**EXERCISE AIM:**
From the listing below, copy every line with the word "某某管业".

**DATA FOR THIS EXERCISE:**
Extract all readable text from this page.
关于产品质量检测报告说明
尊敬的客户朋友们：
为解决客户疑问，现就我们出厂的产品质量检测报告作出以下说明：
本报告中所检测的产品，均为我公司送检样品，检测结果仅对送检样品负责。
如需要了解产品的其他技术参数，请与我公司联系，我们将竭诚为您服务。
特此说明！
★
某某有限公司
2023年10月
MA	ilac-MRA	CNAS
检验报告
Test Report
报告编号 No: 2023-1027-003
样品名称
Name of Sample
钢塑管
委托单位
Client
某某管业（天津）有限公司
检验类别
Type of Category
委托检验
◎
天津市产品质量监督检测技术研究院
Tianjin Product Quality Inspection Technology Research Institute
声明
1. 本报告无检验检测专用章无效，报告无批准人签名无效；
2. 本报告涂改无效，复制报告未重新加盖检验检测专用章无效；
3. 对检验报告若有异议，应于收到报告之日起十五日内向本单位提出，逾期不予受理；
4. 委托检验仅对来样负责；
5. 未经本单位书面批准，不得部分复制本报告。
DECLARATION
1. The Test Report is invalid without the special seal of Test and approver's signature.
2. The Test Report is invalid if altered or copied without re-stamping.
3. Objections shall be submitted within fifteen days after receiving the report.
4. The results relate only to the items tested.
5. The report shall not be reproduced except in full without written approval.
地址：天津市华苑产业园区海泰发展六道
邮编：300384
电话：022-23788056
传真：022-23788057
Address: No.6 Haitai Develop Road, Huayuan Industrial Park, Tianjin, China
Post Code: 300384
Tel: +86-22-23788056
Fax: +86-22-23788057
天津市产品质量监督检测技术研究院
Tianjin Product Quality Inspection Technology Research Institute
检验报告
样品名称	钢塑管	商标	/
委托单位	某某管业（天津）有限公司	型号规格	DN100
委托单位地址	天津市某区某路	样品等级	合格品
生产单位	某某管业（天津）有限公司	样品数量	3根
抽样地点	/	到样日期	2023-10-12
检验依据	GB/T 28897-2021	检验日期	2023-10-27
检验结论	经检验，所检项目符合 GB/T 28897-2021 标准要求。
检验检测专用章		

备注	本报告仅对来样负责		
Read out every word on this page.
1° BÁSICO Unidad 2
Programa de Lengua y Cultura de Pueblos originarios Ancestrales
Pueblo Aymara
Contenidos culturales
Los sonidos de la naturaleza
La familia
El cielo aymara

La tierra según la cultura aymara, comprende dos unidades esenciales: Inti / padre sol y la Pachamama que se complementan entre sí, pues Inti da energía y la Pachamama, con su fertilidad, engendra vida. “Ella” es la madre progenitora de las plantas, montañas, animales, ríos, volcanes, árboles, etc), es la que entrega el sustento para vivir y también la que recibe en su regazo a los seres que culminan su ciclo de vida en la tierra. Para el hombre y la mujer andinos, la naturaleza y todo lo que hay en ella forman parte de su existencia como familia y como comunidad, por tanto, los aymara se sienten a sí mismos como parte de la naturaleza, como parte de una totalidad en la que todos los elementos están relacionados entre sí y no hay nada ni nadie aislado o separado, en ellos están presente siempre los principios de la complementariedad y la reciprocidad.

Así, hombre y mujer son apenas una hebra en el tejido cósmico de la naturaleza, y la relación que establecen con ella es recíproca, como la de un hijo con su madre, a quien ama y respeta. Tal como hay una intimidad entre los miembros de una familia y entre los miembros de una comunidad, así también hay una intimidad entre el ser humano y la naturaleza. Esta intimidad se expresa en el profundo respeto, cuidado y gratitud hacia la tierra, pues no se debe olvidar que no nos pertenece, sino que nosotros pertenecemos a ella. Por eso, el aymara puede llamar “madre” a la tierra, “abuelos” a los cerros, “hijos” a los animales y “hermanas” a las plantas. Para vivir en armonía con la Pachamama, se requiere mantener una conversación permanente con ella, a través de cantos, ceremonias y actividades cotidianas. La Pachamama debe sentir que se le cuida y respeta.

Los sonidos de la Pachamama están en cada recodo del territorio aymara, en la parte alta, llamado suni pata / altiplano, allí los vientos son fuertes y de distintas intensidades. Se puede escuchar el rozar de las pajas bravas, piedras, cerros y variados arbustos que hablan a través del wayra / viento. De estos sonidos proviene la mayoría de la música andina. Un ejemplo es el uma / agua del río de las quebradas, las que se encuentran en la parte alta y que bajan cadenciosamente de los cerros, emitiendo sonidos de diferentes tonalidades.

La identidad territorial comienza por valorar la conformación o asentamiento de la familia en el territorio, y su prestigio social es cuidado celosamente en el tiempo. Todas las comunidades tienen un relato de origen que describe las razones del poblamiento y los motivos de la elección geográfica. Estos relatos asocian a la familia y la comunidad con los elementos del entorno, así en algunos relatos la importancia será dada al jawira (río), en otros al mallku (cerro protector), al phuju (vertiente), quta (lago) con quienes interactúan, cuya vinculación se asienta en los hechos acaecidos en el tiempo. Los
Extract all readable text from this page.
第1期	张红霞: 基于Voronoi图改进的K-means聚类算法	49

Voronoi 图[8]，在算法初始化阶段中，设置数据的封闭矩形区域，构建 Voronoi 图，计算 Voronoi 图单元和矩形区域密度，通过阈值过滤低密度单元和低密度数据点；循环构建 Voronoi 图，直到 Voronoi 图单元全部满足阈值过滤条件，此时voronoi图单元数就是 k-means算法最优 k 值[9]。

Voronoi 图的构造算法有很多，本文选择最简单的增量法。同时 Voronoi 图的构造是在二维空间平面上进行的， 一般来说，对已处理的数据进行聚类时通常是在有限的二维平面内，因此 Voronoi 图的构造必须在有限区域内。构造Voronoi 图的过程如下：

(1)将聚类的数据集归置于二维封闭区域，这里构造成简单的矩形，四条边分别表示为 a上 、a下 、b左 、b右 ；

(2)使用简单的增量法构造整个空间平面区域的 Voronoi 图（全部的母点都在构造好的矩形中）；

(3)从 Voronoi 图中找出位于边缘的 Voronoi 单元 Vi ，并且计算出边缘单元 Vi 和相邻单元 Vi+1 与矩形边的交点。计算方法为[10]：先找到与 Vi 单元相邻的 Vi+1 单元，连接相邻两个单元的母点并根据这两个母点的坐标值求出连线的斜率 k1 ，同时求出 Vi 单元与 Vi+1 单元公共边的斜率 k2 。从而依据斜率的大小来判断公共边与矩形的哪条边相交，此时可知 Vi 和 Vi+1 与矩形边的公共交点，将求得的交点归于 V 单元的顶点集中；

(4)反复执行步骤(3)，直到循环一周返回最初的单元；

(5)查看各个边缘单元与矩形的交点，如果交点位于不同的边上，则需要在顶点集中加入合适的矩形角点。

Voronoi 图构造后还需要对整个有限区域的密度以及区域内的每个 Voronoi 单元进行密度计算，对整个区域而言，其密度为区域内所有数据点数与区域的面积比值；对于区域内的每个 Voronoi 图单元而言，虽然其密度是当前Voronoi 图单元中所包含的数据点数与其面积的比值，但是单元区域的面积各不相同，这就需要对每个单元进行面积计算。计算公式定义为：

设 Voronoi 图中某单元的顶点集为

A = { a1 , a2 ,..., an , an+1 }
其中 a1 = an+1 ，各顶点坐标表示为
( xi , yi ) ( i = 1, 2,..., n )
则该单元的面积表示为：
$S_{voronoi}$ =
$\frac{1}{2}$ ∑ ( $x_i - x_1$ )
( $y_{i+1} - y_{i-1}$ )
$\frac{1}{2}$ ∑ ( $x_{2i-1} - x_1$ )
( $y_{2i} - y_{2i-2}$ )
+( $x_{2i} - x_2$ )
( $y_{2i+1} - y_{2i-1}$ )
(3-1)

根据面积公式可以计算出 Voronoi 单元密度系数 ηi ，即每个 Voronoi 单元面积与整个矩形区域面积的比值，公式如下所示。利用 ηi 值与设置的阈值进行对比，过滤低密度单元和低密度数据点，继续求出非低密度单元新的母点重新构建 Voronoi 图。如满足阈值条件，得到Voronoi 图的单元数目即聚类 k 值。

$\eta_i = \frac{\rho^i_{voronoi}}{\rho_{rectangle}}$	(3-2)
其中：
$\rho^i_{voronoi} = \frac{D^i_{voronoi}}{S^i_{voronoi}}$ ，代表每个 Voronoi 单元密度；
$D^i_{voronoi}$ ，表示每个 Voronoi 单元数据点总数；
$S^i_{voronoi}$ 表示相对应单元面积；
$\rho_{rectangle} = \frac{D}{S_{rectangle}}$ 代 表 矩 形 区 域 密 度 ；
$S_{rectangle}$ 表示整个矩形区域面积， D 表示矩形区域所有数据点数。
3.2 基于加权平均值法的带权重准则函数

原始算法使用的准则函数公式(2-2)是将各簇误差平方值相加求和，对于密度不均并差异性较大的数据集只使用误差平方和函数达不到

**THE RESULT:**
某某管业（天津）有限公司
委托单位	某某管业（天津）有限公司	型号规格	DN100
生产单位	某某管业（天津）有限公司	样品数量	3根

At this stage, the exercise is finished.